» Problem description
Copy out the entries below word for word, omitting the picture placeholders.

» Stored rows
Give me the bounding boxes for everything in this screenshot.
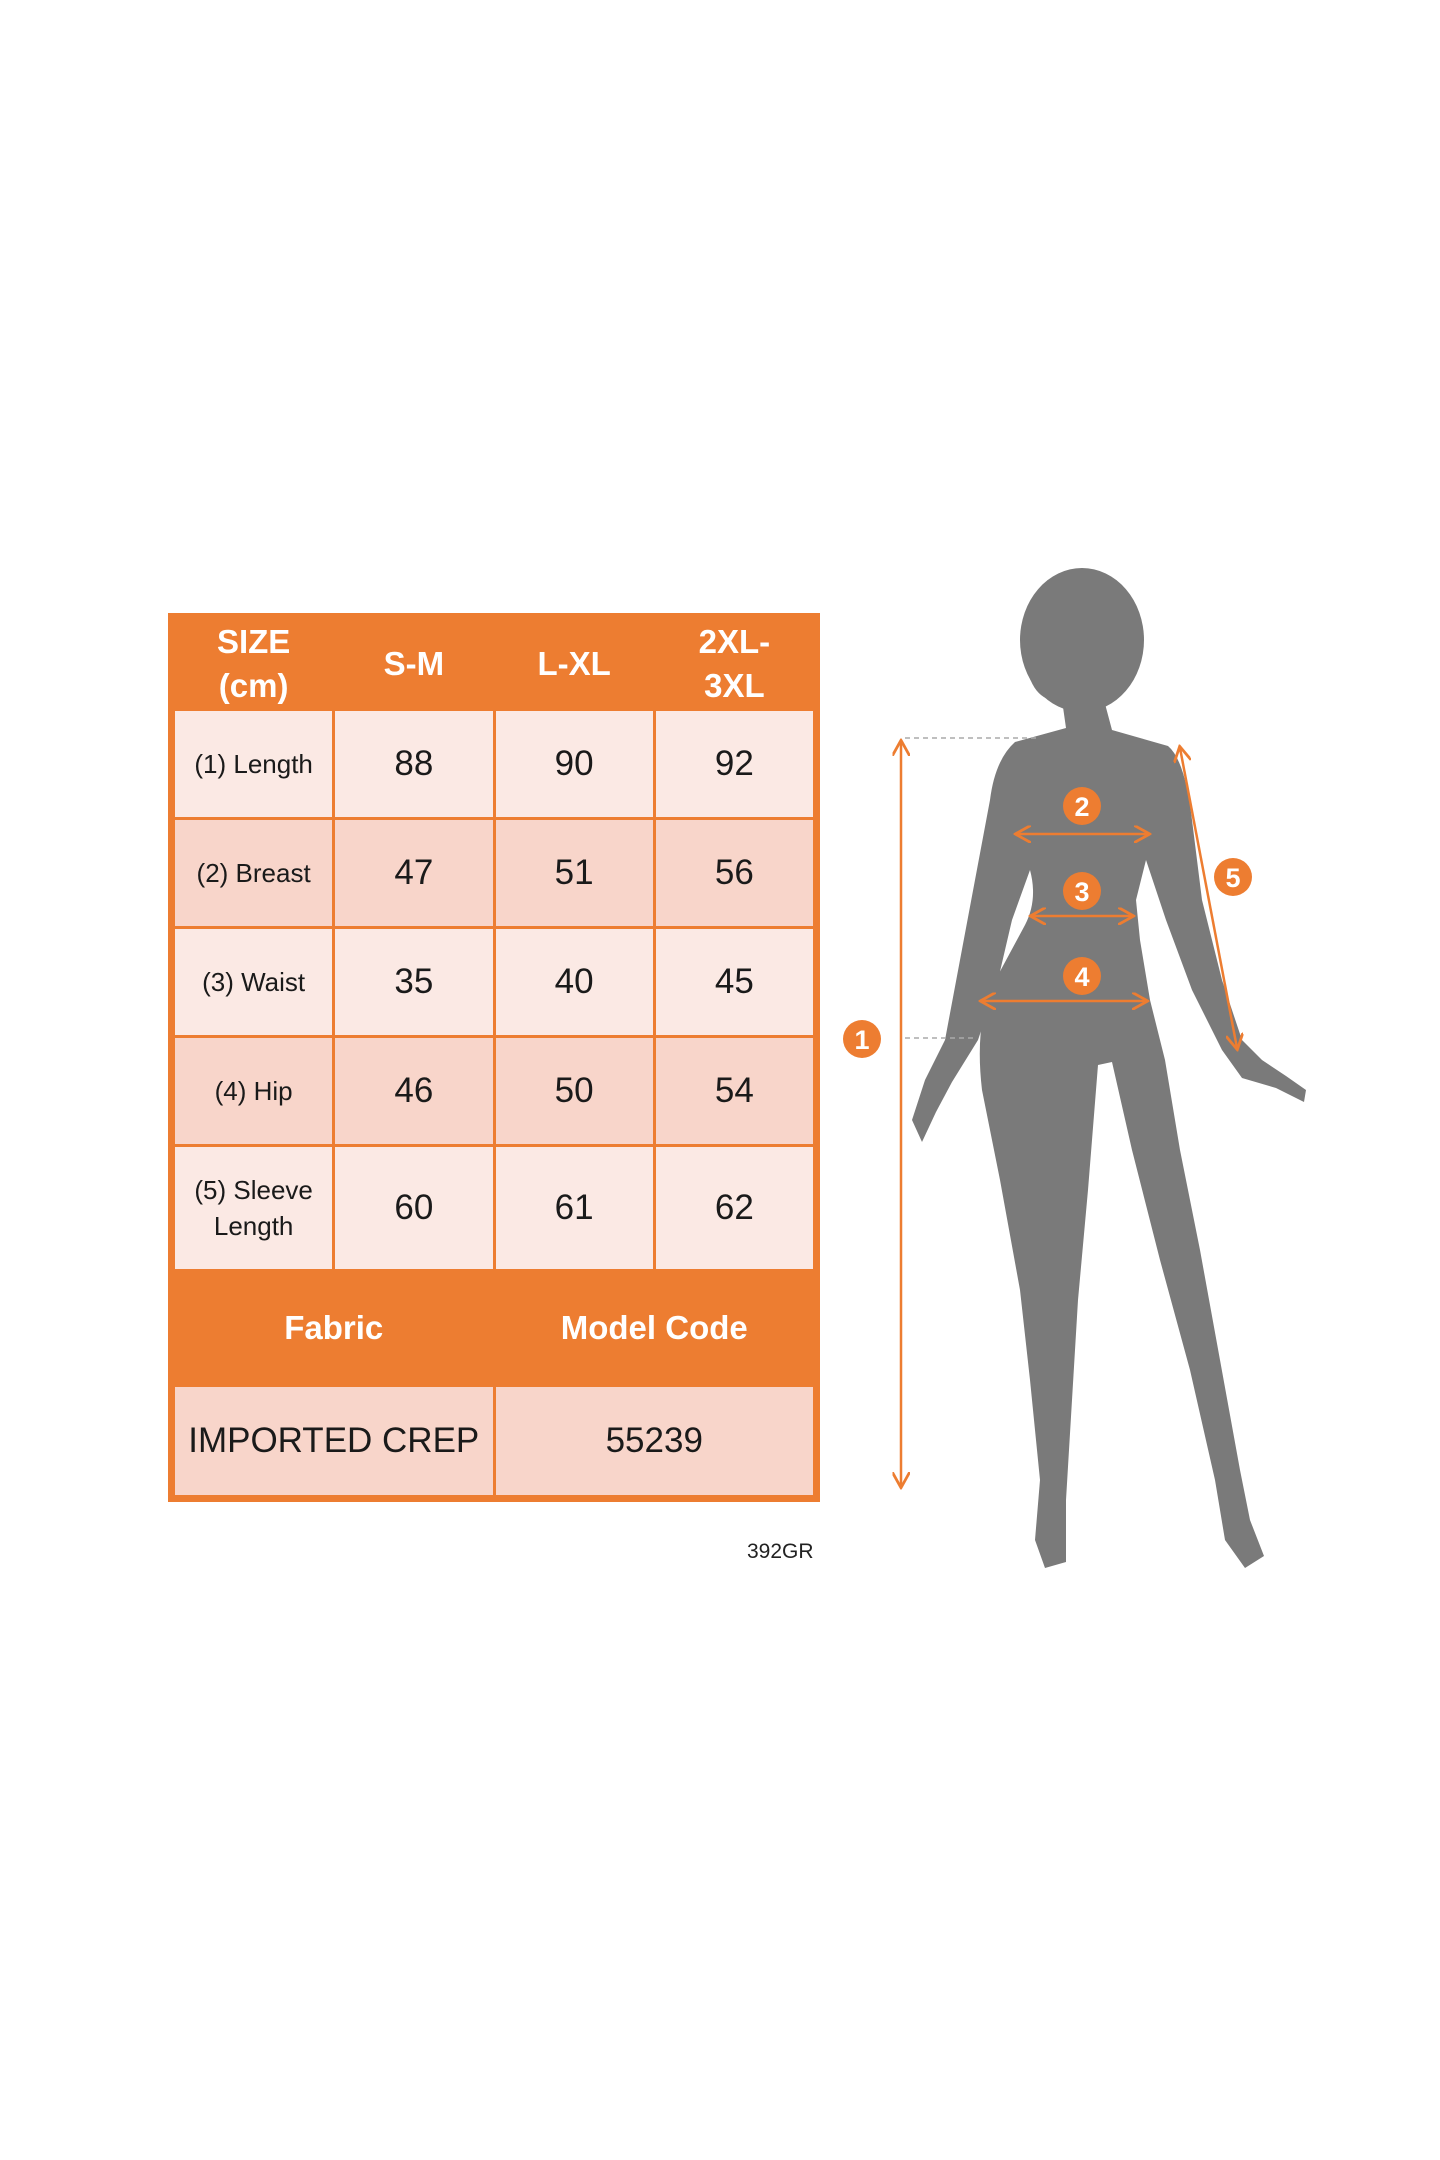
- row-label: (2) Breast: [171, 817, 336, 929]
- marker-4: 4: [1063, 957, 1101, 995]
- cell: 60: [332, 1144, 496, 1272]
- cell: 47: [332, 817, 496, 929]
- label-line: Length: [213, 1211, 294, 1241]
- table-row: (1) Length 88 90 92: [171, 708, 817, 820]
- cell: 46: [332, 1035, 496, 1147]
- cell: 92: [652, 708, 817, 820]
- measurement-guides: [901, 737, 1237, 1486]
- cell: 35: [332, 926, 496, 1038]
- row-label: (4) Hip: [171, 1035, 336, 1147]
- cell: 56: [652, 817, 817, 929]
- silhouette: [912, 568, 1306, 1568]
- table-row: (5) Sleeve Length 60 61 62: [171, 1144, 817, 1272]
- silhouette-body: [912, 700, 1306, 1568]
- marker-5: 5: [1214, 858, 1252, 896]
- header-size: SIZE (cm): [171, 617, 336, 711]
- svg-text:5: 5: [1225, 863, 1240, 893]
- model-code-header: Model Code: [492, 1269, 816, 1387]
- svg-text:3: 3: [1074, 877, 1089, 907]
- svg-text:2: 2: [1074, 792, 1089, 822]
- header-line: SIZE: [216, 623, 291, 660]
- svg-text:1: 1: [854, 1025, 869, 1055]
- header-line: (cm): [218, 667, 289, 704]
- cell: 45: [652, 926, 817, 1038]
- fabric-header: Fabric: [172, 1269, 496, 1387]
- cell: 51: [492, 817, 656, 929]
- label-line: (5) Sleeve: [194, 1175, 313, 1205]
- marker-3: 3: [1063, 872, 1101, 910]
- size-chart-table: SIZE (cm) S-M L-XL 2XL-3XL (1) Length 88 …: [168, 613, 820, 1502]
- cell: 88: [332, 708, 496, 820]
- table-row: (2) Breast 47 51 56: [171, 817, 817, 929]
- header-l-xl: L-XL: [492, 617, 656, 711]
- sleeve-arrow: [1180, 748, 1237, 1048]
- product-code: 392GR: [747, 1540, 814, 1563]
- cell: 50: [492, 1035, 656, 1147]
- row-label: (5) Sleeve Length: [171, 1144, 336, 1272]
- silhouette-hair: [1024, 620, 1060, 700]
- table-row: (4) Hip 46 50 54: [171, 1035, 817, 1147]
- fabric-value: IMPORTED CREP: [172, 1384, 496, 1498]
- cell: 40: [492, 926, 656, 1038]
- marker-2: 2: [1063, 787, 1101, 825]
- cell: 61: [492, 1144, 656, 1272]
- row-label: (3) Waist: [171, 926, 336, 1038]
- row-label: (1) Length: [171, 708, 336, 820]
- marker-1: 1: [843, 1020, 881, 1058]
- cell: 62: [652, 1144, 817, 1272]
- svg-text:4: 4: [1074, 962, 1089, 992]
- model-code-value: 55239: [492, 1384, 816, 1498]
- header-label: 2XL-3XL: [698, 623, 771, 704]
- cell: 90: [492, 708, 656, 820]
- table-row: (3) Waist 35 40 45: [171, 926, 817, 1038]
- header-2xl-3xl: 2XL-3XL: [652, 617, 817, 711]
- cell: 54: [652, 1035, 817, 1147]
- header-s-m: S-M: [332, 617, 496, 711]
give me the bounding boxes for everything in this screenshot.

» Reply to the exercise
Give me the bounding boxes for everything in this screenshot.
- row-label: (2) Breast: [171, 817, 336, 929]
- marker-4: 4: [1063, 957, 1101, 995]
- cell: 60: [332, 1144, 496, 1272]
- cell: 47: [332, 817, 496, 929]
- label-line: Length: [213, 1211, 294, 1241]
- table-row: (1) Length 88 90 92: [171, 708, 817, 820]
- cell: 46: [332, 1035, 496, 1147]
- cell: 92: [652, 708, 817, 820]
- measurement-guides: [901, 737, 1237, 1486]
- cell: 35: [332, 926, 496, 1038]
- row-label: (4) Hip: [171, 1035, 336, 1147]
- cell: 56: [652, 817, 817, 929]
- silhouette: [912, 568, 1306, 1568]
- table-row: (5) Sleeve Length 60 61 62: [171, 1144, 817, 1272]
- silhouette-body: [912, 700, 1306, 1568]
- marker-5: 5: [1214, 858, 1252, 896]
- header-size: SIZE (cm): [171, 617, 336, 711]
- svg-text:5: 5: [1225, 863, 1240, 893]
- model-code-header: Model Code: [492, 1269, 816, 1387]
- svg-text:3: 3: [1074, 877, 1089, 907]
- svg-text:2: 2: [1074, 792, 1089, 822]
- header-line: SIZE: [216, 623, 291, 660]
- svg-text:1: 1: [854, 1025, 869, 1055]
- header-line: (cm): [218, 667, 289, 704]
- cell: 45: [652, 926, 817, 1038]
- fabric-header: Fabric: [172, 1269, 496, 1387]
- cell: 51: [492, 817, 656, 929]
- label-line: (5) Sleeve: [194, 1175, 313, 1205]
- marker-3: 3: [1063, 872, 1101, 910]
- size-chart-table: SIZE (cm) S-M L-XL 2XL-3XL (1) Length 88 …: [168, 613, 820, 1502]
- cell: 88: [332, 708, 496, 820]
- table-row: (2) Breast 47 51 56: [171, 817, 817, 929]
- header-l-xl: L-XL: [492, 617, 656, 711]
- sleeve-arrow: [1180, 748, 1237, 1048]
- product-code: 392GR: [747, 1540, 814, 1563]
- cell: 50: [492, 1035, 656, 1147]
- row-label: (5) Sleeve Length: [171, 1144, 336, 1272]
- silhouette-hair: [1024, 620, 1060, 700]
- table-row: (4) Hip 46 50 54: [171, 1035, 817, 1147]
- fabric-value: IMPORTED CREP: [172, 1384, 496, 1498]
- cell: 40: [492, 926, 656, 1038]
- marker-2: 2: [1063, 787, 1101, 825]
- cell: 61: [492, 1144, 656, 1272]
- row-label: (3) Waist: [171, 926, 336, 1038]
- row-label: (1) Length: [171, 708, 336, 820]
- marker-1: 1: [843, 1020, 881, 1058]
- cell: 62: [652, 1144, 817, 1272]
- svg-text:4: 4: [1074, 962, 1089, 992]
- model-code-value: 55239: [492, 1384, 816, 1498]
- header-label: 2XL-3XL: [698, 623, 771, 704]
- cell: 90: [492, 708, 656, 820]
- table-row: (3) Waist 35 40 45: [171, 926, 817, 1038]
- header-2xl-3xl: 2XL-3XL: [652, 617, 817, 711]
- cell: 54: [652, 1035, 817, 1147]
- header-s-m: S-M: [332, 617, 496, 711]
give me the bounding boxes for everything in this screenshot.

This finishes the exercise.